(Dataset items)

-=-=-=-=-

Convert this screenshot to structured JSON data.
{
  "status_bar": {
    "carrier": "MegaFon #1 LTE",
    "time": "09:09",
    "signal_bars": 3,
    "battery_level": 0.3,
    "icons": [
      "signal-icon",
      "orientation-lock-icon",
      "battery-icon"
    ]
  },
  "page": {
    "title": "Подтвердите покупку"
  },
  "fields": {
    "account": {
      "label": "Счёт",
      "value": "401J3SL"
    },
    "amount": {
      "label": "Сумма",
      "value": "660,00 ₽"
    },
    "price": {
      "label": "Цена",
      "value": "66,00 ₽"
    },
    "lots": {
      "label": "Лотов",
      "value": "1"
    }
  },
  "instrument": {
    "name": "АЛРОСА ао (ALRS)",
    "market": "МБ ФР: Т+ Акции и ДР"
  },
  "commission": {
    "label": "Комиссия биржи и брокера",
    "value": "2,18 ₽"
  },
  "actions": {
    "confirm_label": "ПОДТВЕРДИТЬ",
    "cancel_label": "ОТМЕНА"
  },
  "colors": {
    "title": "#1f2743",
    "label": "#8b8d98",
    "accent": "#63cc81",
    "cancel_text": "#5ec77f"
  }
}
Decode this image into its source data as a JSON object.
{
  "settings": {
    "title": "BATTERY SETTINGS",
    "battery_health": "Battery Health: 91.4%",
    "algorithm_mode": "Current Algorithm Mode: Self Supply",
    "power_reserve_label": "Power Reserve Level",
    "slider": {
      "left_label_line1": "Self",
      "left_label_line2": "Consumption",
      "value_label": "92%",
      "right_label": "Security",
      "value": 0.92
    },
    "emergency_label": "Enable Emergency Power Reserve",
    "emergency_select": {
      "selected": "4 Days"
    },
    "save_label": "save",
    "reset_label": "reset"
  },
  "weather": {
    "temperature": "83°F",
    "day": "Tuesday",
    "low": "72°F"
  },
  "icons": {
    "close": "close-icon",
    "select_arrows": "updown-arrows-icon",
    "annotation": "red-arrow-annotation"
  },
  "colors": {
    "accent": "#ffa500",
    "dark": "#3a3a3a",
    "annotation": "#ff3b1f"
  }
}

-=-=-=-=-

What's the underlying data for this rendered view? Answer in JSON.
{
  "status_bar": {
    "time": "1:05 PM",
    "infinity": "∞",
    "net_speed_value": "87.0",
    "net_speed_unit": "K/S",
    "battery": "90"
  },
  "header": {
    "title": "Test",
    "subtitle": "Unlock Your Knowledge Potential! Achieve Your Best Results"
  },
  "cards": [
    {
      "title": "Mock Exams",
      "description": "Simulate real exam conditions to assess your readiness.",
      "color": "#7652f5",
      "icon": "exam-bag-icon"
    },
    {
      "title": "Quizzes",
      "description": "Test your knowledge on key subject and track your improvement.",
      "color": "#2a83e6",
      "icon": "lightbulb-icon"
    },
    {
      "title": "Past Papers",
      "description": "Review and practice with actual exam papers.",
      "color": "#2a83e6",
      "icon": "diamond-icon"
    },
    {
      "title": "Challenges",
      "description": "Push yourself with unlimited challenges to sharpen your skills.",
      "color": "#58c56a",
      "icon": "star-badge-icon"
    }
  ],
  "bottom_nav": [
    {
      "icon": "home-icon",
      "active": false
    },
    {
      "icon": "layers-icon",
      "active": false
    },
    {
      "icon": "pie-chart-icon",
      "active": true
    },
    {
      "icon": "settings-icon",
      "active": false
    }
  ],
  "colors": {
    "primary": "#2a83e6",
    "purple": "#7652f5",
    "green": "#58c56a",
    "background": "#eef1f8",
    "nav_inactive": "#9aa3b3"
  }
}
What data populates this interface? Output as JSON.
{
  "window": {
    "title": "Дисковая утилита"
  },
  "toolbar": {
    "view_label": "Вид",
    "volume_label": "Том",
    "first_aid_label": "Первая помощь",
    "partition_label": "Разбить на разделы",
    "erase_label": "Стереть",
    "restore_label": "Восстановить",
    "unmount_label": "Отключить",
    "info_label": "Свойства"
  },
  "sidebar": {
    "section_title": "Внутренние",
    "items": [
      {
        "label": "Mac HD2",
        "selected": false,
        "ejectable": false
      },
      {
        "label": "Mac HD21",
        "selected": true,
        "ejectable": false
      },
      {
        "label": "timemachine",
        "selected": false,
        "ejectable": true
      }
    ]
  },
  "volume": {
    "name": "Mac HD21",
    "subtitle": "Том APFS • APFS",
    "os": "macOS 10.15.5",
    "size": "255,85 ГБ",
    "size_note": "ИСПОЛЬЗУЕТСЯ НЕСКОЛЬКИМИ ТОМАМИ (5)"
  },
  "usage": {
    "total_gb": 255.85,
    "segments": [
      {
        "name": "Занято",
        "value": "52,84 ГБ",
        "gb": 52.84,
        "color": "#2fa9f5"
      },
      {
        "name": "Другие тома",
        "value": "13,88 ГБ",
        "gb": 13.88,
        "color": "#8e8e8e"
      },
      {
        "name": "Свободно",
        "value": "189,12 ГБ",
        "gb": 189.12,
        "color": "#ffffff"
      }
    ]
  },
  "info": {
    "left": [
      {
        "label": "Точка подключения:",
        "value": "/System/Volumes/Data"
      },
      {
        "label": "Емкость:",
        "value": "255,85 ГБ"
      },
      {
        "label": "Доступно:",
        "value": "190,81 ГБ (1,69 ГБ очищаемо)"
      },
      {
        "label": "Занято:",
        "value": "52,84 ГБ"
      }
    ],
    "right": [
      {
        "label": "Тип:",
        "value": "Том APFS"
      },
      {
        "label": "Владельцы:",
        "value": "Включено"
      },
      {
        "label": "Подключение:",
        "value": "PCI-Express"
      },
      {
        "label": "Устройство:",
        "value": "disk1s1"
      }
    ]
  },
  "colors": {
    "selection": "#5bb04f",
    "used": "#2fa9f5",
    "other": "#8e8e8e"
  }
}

-=-=-=-=-

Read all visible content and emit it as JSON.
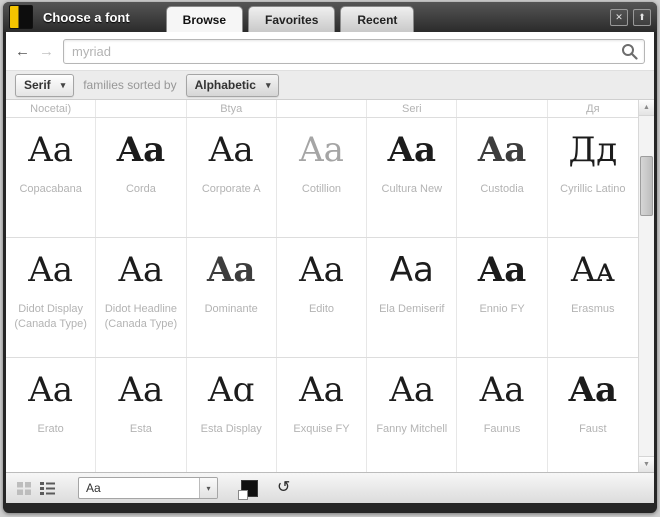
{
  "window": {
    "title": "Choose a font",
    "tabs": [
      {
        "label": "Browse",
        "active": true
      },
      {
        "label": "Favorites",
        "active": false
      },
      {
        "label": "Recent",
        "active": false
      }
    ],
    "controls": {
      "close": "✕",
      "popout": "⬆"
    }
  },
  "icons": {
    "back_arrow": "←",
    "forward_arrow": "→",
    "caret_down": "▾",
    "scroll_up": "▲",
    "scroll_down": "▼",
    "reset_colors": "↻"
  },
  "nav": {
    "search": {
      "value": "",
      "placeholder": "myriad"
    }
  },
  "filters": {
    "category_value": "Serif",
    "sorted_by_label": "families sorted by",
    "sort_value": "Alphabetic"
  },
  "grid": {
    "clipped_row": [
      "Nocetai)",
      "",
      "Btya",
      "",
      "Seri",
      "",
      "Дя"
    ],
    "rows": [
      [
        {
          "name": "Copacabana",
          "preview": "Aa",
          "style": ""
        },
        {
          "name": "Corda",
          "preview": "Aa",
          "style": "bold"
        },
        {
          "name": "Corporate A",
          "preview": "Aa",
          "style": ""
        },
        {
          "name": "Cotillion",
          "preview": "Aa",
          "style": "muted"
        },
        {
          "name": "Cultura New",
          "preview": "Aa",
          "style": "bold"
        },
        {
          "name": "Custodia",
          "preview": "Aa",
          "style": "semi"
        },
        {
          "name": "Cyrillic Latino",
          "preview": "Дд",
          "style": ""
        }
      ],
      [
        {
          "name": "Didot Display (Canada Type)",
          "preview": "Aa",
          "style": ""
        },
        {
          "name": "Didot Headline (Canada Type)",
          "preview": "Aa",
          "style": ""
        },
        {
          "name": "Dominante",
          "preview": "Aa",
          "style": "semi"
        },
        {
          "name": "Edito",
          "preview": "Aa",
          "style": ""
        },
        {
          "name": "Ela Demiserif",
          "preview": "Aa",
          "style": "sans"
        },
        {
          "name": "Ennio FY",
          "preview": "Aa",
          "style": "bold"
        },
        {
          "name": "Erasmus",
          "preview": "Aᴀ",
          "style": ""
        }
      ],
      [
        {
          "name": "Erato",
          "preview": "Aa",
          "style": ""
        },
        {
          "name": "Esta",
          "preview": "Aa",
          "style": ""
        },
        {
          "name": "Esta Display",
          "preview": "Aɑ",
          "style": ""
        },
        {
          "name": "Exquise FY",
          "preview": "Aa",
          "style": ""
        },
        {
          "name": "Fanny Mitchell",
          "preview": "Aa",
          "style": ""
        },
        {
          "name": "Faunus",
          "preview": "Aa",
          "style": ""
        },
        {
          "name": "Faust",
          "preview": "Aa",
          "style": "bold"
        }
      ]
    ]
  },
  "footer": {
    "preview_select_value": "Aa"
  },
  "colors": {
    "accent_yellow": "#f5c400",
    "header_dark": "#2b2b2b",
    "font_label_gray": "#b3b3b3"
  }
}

-=-=-=-=-

Only lines holding the string "APFS" are wanted; gather each one from the entries above.

    "subtitle": "Том APFS • APFS",
        "value": "Том APFS"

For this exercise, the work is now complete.